AIM OF THE EXERCISE: Quote the data below in full, please, without altering anything.

Extracted records:

────────

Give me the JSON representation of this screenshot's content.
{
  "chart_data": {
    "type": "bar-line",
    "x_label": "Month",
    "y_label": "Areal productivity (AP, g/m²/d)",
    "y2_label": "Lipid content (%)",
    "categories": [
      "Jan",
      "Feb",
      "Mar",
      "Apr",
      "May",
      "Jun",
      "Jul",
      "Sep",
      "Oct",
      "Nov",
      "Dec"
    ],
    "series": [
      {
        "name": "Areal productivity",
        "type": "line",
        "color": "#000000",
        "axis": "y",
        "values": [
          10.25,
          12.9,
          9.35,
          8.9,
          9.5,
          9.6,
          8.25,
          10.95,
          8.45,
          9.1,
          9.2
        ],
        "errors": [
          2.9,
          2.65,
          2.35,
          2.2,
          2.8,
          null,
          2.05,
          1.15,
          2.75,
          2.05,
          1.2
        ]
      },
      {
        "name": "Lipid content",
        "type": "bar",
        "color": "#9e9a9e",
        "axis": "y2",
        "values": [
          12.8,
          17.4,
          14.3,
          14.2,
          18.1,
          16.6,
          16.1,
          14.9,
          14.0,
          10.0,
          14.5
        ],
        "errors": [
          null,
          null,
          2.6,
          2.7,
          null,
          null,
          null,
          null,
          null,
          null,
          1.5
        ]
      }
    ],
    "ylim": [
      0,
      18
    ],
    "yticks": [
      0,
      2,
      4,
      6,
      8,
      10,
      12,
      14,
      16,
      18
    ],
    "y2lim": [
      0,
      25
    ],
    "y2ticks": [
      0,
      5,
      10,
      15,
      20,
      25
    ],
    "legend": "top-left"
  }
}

────────

RESPONSE BELOW:
Give me the JSON representation of this screenshot's content.
{
  "chart_data": {
    "type": "bar-line",
    "x_label": "Month",
    "y_label": "Areal productivity (AP, g/m²/d)",
    "y2_label": "Lipid content (%)",
    "categories": [
      "Jan",
      "Feb",
      "Mar",
      "Apr",
      "May",
      "Jun",
      "Jul",
      "Sep",
      "Oct",
      "Nov",
      "Dec"
    ],
    "series": [
      {
        "name": "Areal productivity",
        "type": "line",
        "color": "#000000",
        "axis": "y",
        "values": [
          10.25,
          12.9,
          9.35,
          8.9,
          9.5,
          9.6,
          8.25,
          10.95,
          8.45,
          9.1,
          9.2
        ],
        "errors": [
          2.9,
          2.65,
          2.35,
          2.2,
          2.8,
          null,
          2.05,
          1.15,
          2.75,
          2.05,
          1.2
        ]
      },
      {
        "name": "Lipid content",
        "type": "bar",
        "color": "#9e9a9e",
        "axis": "y2",
        "values": [
          12.8,
          17.4,
          14.3,
          14.2,
          18.1,
          16.6,
          16.1,
          14.9,
          14.0,
          10.0,
          14.5
        ],
        "errors": [
          null,
          null,
          2.6,
          2.7,
          null,
          null,
          null,
          null,
          null,
          null,
          1.5
        ]
      }
    ],
    "ylim": [
      0,
      18
    ],
    "yticks": [
      0,
      2,
      4,
      6,
      8,
      10,
      12,
      14,
      16,
      18
    ],
    "y2lim": [
      0,
      25
    ],
    "y2ticks": [
      0,
      5,
      10,
      15,
      20,
      25
    ],
    "legend": "top-left"
  }
}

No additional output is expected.